— Start of Material for the task —

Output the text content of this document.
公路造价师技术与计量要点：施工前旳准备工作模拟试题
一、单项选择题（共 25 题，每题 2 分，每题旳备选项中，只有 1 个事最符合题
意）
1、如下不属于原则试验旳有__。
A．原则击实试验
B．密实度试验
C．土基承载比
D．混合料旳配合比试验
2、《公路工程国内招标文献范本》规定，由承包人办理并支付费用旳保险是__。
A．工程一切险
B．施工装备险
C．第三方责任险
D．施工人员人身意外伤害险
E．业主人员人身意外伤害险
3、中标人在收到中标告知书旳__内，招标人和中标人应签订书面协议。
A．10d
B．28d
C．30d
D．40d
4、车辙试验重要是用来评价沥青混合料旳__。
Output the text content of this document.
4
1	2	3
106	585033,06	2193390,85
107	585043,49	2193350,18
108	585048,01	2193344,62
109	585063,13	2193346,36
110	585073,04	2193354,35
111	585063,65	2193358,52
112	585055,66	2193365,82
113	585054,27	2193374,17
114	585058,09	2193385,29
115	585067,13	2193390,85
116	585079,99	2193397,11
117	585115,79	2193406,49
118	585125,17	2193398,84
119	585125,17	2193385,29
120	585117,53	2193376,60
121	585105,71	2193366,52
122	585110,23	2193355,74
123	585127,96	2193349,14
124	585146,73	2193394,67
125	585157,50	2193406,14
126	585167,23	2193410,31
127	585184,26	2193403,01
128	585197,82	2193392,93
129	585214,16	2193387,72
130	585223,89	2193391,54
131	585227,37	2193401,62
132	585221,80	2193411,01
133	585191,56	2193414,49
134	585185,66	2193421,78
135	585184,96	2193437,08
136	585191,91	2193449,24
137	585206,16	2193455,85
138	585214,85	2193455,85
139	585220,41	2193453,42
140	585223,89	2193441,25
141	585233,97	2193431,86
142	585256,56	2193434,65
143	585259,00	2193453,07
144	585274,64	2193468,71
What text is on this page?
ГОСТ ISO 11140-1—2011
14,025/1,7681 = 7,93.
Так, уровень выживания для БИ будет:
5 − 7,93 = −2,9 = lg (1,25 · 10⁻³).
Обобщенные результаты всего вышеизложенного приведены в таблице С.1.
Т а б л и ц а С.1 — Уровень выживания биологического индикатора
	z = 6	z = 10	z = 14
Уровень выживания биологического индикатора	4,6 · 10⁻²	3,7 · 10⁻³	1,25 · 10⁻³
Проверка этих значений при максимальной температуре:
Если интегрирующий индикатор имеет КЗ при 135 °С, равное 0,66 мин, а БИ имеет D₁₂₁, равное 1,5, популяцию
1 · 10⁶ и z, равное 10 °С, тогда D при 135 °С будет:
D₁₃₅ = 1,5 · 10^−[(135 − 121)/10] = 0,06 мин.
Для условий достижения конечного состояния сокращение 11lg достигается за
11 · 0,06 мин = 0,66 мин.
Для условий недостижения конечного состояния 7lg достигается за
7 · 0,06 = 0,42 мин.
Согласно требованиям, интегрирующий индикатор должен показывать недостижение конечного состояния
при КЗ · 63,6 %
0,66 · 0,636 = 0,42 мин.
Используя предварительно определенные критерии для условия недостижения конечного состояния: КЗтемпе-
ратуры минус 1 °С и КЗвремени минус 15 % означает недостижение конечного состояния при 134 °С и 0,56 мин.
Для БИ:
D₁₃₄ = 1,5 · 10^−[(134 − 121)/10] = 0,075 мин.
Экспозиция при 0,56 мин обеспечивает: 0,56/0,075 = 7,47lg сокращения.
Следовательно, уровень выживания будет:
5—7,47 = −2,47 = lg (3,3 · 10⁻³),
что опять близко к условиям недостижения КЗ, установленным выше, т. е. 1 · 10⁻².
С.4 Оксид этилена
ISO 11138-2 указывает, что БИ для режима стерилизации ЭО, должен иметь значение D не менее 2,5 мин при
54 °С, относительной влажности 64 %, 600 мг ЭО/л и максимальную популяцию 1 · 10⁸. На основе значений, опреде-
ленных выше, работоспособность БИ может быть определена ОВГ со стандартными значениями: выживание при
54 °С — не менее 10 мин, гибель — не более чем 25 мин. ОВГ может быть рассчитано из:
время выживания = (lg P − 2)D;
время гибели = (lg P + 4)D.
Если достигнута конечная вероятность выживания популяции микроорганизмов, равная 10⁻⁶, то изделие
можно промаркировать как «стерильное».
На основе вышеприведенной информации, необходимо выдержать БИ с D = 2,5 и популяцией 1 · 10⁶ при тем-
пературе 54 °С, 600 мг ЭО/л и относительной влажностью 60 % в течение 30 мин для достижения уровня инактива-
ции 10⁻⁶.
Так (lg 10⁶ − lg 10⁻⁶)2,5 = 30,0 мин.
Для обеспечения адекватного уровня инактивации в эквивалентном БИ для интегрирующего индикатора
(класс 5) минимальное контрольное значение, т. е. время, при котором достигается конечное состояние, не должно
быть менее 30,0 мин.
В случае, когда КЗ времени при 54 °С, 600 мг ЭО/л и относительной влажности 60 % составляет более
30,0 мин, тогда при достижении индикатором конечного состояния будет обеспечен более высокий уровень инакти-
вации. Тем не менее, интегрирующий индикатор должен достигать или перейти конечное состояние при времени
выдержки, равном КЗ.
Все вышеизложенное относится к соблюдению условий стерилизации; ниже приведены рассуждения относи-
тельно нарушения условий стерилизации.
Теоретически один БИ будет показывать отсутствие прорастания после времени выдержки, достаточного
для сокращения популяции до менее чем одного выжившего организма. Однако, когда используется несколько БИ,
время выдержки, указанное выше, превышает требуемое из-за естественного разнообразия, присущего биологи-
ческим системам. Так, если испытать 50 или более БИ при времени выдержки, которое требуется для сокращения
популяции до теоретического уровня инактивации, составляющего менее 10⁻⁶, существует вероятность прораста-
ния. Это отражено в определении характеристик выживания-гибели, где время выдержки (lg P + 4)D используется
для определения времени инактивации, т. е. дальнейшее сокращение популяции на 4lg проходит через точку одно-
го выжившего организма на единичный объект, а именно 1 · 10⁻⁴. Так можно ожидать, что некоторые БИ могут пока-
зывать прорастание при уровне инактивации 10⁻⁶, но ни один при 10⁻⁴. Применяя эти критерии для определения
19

— End of Material for the task —

▶ Task goal
Identify the lines above that contain the word "может", then copy them.

▶ Expected answer
ленных выше, работоспособность БИ может быть определена ОВГ со стандартными значениями: выживание при
54 °С — не менее 10 мин, гибель — не более чем 25 мин. ОВГ может быть рассчитано из:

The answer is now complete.